_What is required_. Note each line where "counts" appears, and copy it.

(Data items)
+ + +

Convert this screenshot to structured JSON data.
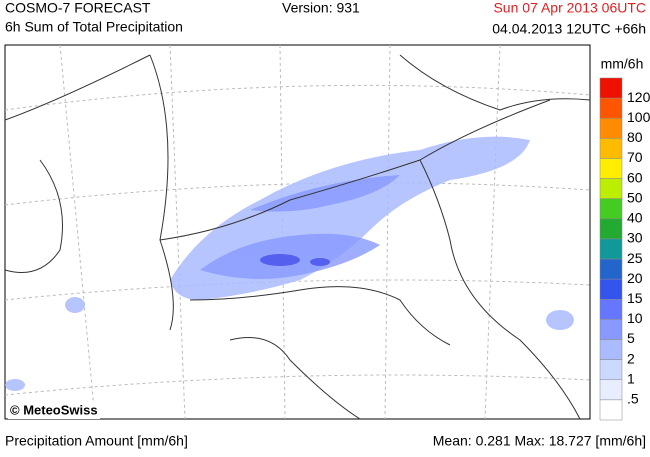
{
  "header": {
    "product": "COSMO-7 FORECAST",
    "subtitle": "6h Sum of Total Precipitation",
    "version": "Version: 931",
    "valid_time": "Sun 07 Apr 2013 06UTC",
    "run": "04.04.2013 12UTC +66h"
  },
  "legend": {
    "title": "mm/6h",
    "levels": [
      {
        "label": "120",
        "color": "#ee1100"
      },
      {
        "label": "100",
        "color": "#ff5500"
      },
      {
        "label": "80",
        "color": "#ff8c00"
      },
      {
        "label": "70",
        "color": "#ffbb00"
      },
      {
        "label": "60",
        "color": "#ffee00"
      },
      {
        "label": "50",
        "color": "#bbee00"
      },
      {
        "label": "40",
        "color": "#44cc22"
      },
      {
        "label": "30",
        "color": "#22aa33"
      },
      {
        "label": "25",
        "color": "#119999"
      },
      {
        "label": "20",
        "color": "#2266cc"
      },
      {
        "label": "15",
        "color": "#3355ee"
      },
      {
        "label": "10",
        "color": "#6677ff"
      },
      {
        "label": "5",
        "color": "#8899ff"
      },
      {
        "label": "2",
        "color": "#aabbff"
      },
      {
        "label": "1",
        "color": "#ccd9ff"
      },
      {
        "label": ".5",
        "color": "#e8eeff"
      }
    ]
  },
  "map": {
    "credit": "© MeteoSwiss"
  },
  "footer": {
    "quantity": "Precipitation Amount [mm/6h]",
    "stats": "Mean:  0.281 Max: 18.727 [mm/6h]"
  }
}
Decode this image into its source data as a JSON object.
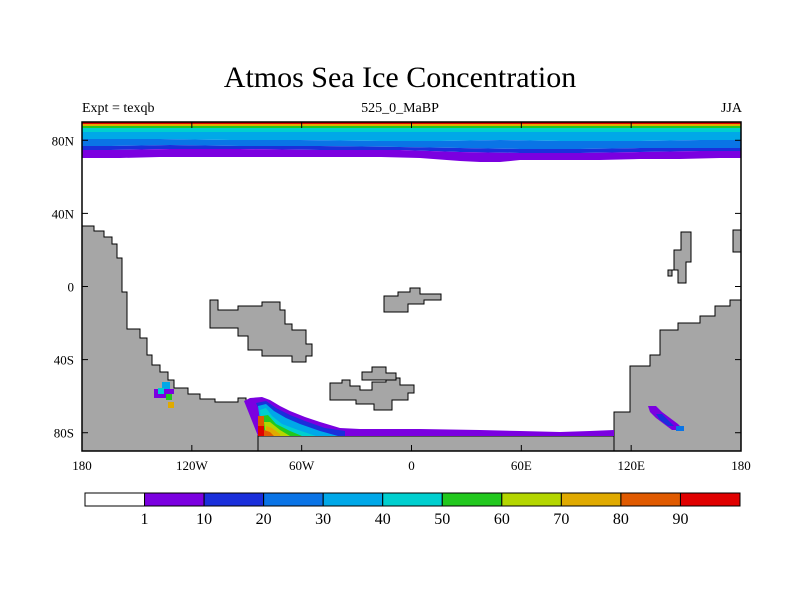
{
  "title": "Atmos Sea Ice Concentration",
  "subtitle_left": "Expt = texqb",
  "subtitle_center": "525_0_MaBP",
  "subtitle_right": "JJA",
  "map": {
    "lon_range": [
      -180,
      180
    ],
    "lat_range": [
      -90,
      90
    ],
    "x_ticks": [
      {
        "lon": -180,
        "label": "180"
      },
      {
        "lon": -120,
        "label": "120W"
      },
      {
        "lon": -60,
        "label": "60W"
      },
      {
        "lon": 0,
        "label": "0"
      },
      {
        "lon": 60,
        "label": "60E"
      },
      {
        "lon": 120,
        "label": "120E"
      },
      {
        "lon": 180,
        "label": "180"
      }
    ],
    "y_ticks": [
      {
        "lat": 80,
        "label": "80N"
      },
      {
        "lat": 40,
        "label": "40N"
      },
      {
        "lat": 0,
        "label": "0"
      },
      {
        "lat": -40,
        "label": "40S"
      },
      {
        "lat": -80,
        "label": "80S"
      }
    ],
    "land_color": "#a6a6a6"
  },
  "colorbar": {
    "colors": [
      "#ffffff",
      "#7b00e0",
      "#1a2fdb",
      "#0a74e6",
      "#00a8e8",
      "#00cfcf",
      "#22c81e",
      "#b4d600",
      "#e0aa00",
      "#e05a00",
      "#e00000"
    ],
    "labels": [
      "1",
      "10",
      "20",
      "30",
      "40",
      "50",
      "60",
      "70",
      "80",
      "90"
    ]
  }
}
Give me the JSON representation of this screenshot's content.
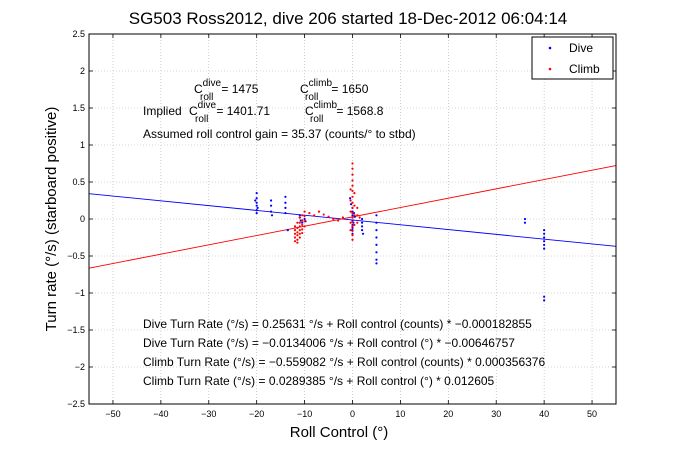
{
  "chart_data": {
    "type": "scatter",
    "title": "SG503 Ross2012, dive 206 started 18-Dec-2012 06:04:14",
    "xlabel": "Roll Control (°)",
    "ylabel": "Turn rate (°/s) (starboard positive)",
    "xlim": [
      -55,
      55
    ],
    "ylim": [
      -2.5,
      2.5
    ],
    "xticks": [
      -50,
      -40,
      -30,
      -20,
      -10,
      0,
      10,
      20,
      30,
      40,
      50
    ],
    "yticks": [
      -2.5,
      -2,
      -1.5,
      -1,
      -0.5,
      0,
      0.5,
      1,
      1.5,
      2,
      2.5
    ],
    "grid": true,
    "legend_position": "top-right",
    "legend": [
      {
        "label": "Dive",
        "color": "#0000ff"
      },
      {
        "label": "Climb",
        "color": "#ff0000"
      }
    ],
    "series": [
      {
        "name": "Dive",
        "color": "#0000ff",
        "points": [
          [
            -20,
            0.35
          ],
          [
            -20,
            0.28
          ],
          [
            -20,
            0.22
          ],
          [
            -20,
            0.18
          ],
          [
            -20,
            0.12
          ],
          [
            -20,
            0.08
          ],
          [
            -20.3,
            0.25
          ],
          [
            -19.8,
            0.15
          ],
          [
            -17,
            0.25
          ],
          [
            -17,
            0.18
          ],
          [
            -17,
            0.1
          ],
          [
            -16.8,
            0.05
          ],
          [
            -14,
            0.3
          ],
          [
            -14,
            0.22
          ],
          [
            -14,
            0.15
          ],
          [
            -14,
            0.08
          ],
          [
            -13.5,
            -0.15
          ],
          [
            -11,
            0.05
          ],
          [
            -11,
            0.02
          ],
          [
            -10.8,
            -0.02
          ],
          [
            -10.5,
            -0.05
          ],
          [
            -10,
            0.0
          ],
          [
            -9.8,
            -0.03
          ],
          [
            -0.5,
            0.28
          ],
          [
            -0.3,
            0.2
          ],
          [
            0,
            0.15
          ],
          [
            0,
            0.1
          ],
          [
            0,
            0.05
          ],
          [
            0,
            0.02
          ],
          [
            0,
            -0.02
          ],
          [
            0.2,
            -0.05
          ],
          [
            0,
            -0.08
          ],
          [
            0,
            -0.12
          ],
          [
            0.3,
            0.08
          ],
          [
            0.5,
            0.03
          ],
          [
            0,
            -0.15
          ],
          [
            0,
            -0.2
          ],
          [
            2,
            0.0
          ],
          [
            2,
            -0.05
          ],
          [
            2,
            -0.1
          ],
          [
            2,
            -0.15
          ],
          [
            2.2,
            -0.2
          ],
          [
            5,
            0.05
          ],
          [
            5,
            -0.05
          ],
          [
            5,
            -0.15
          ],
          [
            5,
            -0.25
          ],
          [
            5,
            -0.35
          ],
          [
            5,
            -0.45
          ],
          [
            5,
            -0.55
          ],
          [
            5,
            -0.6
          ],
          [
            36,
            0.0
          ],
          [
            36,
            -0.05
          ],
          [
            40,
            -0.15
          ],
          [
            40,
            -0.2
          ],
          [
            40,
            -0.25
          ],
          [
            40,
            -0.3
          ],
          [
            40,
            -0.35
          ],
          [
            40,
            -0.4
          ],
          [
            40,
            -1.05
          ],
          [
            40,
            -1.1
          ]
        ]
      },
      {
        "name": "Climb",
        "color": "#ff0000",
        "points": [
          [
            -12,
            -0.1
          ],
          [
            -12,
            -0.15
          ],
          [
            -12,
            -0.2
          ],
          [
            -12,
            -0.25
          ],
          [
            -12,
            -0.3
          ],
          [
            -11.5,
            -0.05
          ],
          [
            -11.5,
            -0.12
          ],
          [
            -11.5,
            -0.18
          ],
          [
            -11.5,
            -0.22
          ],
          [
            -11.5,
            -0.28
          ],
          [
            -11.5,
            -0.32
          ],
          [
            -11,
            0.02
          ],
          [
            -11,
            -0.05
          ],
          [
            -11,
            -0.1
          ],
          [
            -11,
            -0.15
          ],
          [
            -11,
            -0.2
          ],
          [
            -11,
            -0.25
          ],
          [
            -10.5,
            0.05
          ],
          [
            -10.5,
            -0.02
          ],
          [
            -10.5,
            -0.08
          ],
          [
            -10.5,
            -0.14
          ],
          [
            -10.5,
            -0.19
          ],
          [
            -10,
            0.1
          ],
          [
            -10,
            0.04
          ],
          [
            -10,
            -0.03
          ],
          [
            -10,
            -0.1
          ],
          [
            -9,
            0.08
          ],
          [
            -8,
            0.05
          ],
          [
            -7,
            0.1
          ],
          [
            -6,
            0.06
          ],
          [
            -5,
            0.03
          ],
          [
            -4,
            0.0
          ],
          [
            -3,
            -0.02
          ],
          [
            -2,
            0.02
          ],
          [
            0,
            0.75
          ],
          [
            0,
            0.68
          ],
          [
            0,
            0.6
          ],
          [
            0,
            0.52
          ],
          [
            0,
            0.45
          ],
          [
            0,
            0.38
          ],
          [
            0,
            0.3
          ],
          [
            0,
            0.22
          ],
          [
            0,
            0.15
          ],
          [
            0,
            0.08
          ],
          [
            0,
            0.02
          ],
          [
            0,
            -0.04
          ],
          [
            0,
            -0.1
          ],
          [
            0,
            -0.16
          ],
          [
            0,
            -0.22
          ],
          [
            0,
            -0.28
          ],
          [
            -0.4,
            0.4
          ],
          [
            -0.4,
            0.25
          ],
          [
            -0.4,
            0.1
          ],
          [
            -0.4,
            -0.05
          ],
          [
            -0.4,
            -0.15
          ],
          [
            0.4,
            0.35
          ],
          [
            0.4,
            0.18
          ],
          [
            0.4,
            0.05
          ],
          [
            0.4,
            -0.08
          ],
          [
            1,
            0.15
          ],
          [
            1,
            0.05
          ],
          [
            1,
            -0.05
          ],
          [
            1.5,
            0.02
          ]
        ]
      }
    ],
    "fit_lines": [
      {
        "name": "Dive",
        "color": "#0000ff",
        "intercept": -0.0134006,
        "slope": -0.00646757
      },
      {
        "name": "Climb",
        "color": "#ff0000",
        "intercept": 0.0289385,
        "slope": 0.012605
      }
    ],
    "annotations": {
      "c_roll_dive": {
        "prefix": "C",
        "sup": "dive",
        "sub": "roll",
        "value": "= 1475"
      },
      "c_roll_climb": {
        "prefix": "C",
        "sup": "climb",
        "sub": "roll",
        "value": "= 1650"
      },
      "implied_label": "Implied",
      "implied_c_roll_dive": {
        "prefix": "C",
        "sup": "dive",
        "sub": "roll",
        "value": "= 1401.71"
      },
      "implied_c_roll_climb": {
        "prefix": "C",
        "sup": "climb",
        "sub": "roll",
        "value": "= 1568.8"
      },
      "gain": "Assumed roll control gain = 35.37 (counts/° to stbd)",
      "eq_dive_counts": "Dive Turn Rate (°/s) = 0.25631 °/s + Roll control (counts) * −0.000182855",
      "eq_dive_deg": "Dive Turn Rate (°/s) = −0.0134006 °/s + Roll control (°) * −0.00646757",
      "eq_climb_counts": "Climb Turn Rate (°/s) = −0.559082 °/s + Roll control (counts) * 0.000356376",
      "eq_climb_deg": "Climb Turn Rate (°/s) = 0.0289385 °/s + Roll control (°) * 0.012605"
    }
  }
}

+ + +

_Result of the task_.
      "gain": "Assumed roll control gain = 35.37 (counts/° to stbd)",
      "eq_dive_counts": "Dive Turn Rate (°/s) = 0.25631 °/s + Roll control (counts) * −0.000182855",
      "eq_climb_counts": "Climb Turn Rate (°/s) = −0.559082 °/s + Roll control (counts) * 0.000356376",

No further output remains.